Work out how many lines have "this" in them. Give only that number.

- **EXERCISE MATERIAL**
↓↓↓

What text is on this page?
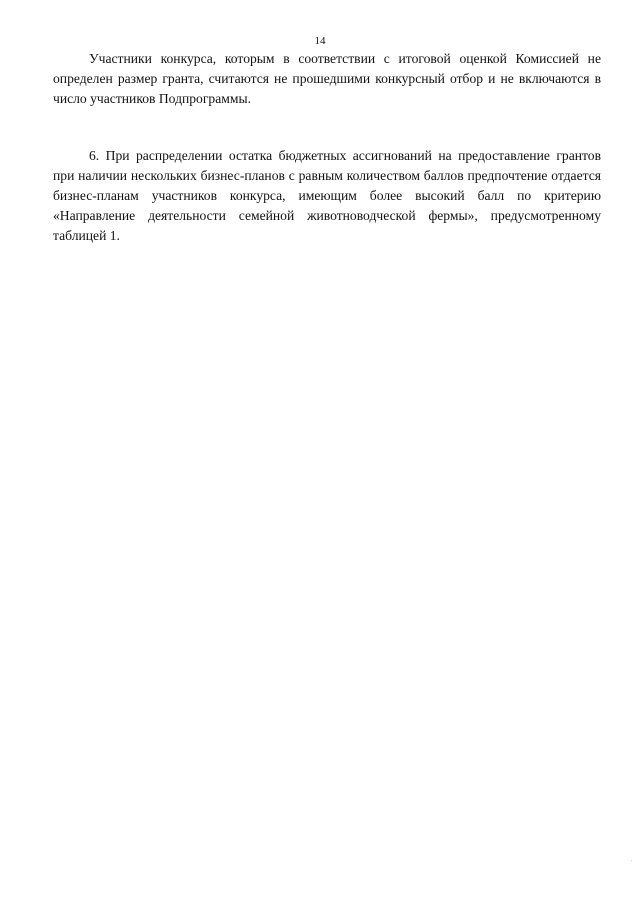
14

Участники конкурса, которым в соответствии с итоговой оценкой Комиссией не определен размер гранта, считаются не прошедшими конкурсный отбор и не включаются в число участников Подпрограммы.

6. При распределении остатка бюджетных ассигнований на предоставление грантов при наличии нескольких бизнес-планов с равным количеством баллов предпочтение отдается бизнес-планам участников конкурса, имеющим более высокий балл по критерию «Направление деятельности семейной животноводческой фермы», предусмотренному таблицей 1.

↑↑↑
↓↓↓

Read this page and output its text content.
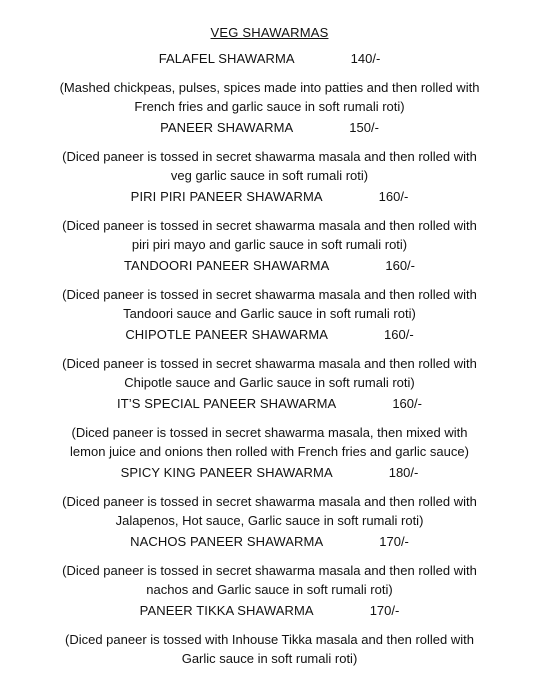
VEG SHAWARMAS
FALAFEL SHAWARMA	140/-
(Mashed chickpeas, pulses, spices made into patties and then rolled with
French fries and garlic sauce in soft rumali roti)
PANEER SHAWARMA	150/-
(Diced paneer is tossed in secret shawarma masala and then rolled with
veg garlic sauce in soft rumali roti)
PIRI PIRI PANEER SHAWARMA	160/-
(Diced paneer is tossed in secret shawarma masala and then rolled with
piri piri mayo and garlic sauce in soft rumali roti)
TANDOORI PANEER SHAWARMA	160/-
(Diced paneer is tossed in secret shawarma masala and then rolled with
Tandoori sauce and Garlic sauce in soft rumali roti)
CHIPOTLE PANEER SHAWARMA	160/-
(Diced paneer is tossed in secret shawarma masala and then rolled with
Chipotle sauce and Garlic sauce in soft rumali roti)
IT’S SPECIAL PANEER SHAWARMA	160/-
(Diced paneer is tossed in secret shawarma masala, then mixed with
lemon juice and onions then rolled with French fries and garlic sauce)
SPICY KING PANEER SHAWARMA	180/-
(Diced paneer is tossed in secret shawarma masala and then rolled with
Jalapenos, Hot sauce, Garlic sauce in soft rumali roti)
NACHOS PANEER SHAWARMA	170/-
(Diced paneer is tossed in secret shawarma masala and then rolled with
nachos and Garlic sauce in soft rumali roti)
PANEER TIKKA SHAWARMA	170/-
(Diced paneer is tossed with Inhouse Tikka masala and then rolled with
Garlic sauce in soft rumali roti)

↑↑↑

- **SOLUTION BELOW**
2